**TASK TO CARRY OUT**
The records that follow are to be repeated exactly, with the pictures removed.

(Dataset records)

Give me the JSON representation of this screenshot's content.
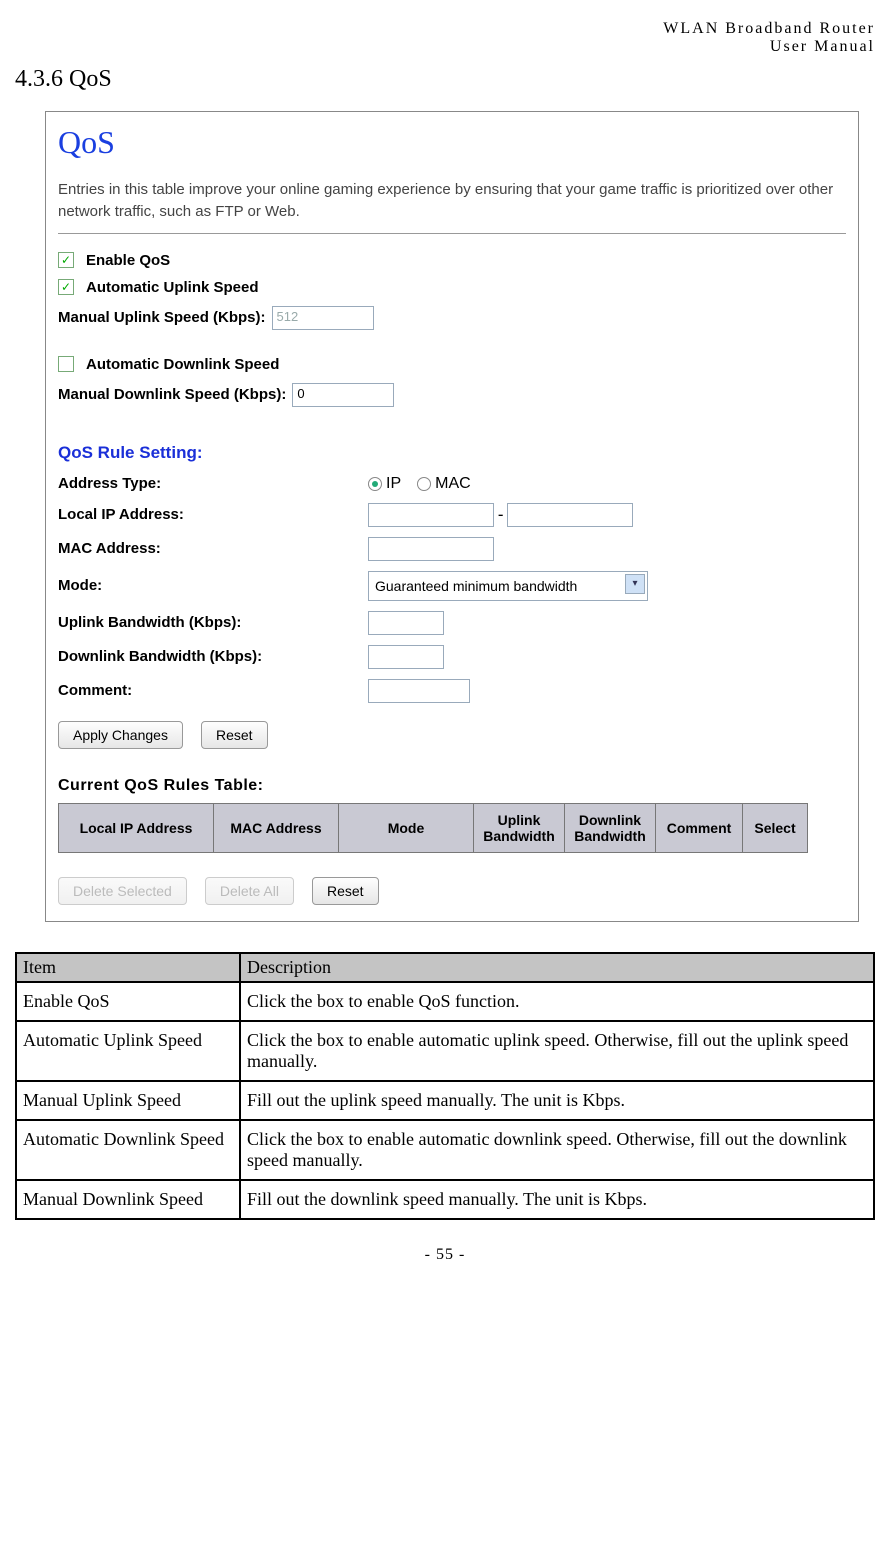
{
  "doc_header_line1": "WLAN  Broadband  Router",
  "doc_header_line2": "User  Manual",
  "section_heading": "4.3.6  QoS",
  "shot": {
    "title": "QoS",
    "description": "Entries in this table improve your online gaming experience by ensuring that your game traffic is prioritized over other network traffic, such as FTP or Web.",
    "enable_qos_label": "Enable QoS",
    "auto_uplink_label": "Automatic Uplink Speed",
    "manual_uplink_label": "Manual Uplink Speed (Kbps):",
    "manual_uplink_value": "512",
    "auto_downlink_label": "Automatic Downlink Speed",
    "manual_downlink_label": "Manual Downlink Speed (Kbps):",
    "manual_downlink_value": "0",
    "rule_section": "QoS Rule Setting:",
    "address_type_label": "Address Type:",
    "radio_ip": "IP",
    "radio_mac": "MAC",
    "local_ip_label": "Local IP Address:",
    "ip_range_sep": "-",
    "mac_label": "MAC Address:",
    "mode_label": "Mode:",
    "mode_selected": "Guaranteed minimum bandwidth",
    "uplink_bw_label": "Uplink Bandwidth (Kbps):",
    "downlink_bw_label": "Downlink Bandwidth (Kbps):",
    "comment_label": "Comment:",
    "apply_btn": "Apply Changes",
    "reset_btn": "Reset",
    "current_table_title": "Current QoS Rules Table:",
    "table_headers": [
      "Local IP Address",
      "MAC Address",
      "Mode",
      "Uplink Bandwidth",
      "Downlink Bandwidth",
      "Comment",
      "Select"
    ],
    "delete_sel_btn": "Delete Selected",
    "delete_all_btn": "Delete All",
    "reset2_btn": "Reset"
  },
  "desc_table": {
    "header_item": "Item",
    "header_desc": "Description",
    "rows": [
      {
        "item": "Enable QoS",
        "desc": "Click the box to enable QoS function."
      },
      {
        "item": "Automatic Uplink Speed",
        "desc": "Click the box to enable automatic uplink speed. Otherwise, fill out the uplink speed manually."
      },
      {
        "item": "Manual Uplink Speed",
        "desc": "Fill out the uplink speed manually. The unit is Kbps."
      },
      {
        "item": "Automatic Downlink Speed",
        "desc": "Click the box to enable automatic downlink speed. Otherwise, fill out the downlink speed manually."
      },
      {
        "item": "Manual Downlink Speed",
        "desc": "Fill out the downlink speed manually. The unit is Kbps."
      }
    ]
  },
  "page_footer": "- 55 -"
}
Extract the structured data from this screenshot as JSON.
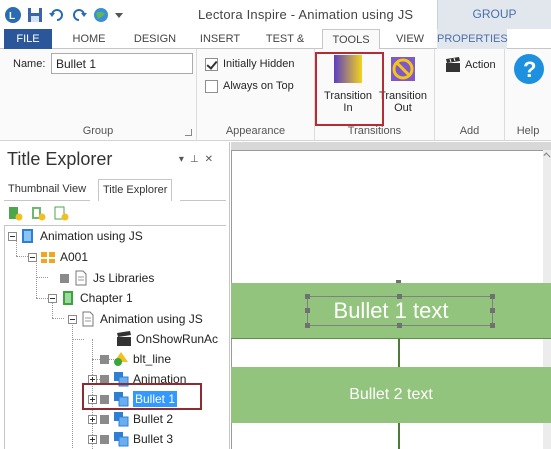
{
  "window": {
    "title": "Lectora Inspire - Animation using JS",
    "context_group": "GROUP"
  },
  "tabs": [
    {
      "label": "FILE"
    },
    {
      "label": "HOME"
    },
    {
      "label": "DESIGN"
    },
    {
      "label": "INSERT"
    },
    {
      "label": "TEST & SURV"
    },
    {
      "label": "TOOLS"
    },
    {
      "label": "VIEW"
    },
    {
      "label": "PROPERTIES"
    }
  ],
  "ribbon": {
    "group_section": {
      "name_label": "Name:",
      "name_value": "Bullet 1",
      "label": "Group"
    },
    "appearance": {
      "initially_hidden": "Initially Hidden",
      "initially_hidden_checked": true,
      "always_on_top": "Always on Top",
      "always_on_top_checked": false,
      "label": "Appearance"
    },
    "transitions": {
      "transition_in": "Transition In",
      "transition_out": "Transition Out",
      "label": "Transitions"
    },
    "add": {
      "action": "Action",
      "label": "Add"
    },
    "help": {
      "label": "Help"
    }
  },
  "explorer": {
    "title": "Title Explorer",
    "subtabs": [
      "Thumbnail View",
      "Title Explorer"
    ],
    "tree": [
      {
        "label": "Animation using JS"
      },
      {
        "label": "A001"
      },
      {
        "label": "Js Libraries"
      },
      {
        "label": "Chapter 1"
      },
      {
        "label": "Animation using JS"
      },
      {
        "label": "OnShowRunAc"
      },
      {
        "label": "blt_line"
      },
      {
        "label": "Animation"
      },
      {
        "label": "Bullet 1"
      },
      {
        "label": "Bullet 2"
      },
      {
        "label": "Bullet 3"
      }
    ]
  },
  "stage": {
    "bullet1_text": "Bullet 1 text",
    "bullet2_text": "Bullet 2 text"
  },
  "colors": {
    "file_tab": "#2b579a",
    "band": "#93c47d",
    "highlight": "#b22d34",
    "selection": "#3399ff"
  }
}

**SOLUTION**
Give me the JSON representation of this screenshot's content.
{
  "doc_header_line1": "WLAN  Broadband  Router",
  "doc_header_line2": "User  Manual",
  "section_heading": "4.3.6  QoS",
  "shot": {
    "title": "QoS",
    "description": "Entries in this table improve your online gaming experience by ensuring that your game traffic is prioritized over other network traffic, such as FTP or Web.",
    "enable_qos_label": "Enable QoS",
    "auto_uplink_label": "Automatic Uplink Speed",
    "manual_uplink_label": "Manual Uplink Speed (Kbps):",
    "manual_uplink_value": "512",
    "auto_downlink_label": "Automatic Downlink Speed",
    "manual_downlink_label": "Manual Downlink Speed (Kbps):",
    "manual_downlink_value": "0",
    "rule_section": "QoS Rule Setting:",
    "address_type_label": "Address Type:",
    "radio_ip": "IP",
    "radio_mac": "MAC",
    "local_ip_label": "Local IP Address:",
    "ip_range_sep": "-",
    "mac_label": "MAC Address:",
    "mode_label": "Mode:",
    "mode_selected": "Guaranteed minimum bandwidth",
    "uplink_bw_label": "Uplink Bandwidth (Kbps):",
    "downlink_bw_label": "Downlink Bandwidth (Kbps):",
    "comment_label": "Comment:",
    "apply_btn": "Apply Changes",
    "reset_btn": "Reset",
    "current_table_title": "Current QoS Rules Table:",
    "table_headers": [
      "Local IP Address",
      "MAC Address",
      "Mode",
      "Uplink Bandwidth",
      "Downlink Bandwidth",
      "Comment",
      "Select"
    ],
    "delete_sel_btn": "Delete Selected",
    "delete_all_btn": "Delete All",
    "reset2_btn": "Reset"
  },
  "desc_table": {
    "header_item": "Item",
    "header_desc": "Description",
    "rows": [
      {
        "item": "Enable QoS",
        "desc": "Click the box to enable QoS function."
      },
      {
        "item": "Automatic Uplink Speed",
        "desc": "Click the box to enable automatic uplink speed. Otherwise, fill out the uplink speed manually."
      },
      {
        "item": "Manual Uplink Speed",
        "desc": "Fill out the uplink speed manually. The unit is Kbps."
      },
      {
        "item": "Automatic Downlink Speed",
        "desc": "Click the box to enable automatic downlink speed. Otherwise, fill out the downlink speed manually."
      },
      {
        "item": "Manual Downlink Speed",
        "desc": "Fill out the downlink speed manually. The unit is Kbps."
      }
    ]
  },
  "page_footer": "- 55 -"
}
Extract the structured data from this screenshot as JSON.
{
  "window": {
    "title": "Lectora Inspire - Animation using JS",
    "context_group": "GROUP"
  },
  "tabs": [
    {
      "label": "FILE"
    },
    {
      "label": "HOME"
    },
    {
      "label": "DESIGN"
    },
    {
      "label": "INSERT"
    },
    {
      "label": "TEST & SURV"
    },
    {
      "label": "TOOLS"
    },
    {
      "label": "VIEW"
    },
    {
      "label": "PROPERTIES"
    }
  ],
  "ribbon": {
    "group_section": {
      "name_label": "Name:",
      "name_value": "Bullet 1",
      "label": "Group"
    },
    "appearance": {
      "initially_hidden": "Initially Hidden",
      "initially_hidden_checked": true,
      "always_on_top": "Always on Top",
      "always_on_top_checked": false,
      "label": "Appearance"
    },
    "transitions": {
      "transition_in": "Transition In",
      "transition_out": "Transition Out",
      "label": "Transitions"
    },
    "add": {
      "action": "Action",
      "label": "Add"
    },
    "help": {
      "label": "Help"
    }
  },
  "explorer": {
    "title": "Title Explorer",
    "subtabs": [
      "Thumbnail View",
      "Title Explorer"
    ],
    "tree": [
      {
        "label": "Animation using JS"
      },
      {
        "label": "A001"
      },
      {
        "label": "Js Libraries"
      },
      {
        "label": "Chapter 1"
      },
      {
        "label": "Animation using JS"
      },
      {
        "label": "OnShowRunAc"
      },
      {
        "label": "blt_line"
      },
      {
        "label": "Animation"
      },
      {
        "label": "Bullet 1"
      },
      {
        "label": "Bullet 2"
      },
      {
        "label": "Bullet 3"
      }
    ]
  },
  "stage": {
    "bullet1_text": "Bullet 1 text",
    "bullet2_text": "Bullet 2 text"
  },
  "colors": {
    "file_tab": "#2b579a",
    "band": "#93c47d",
    "highlight": "#b22d34",
    "selection": "#3399ff"
  }
}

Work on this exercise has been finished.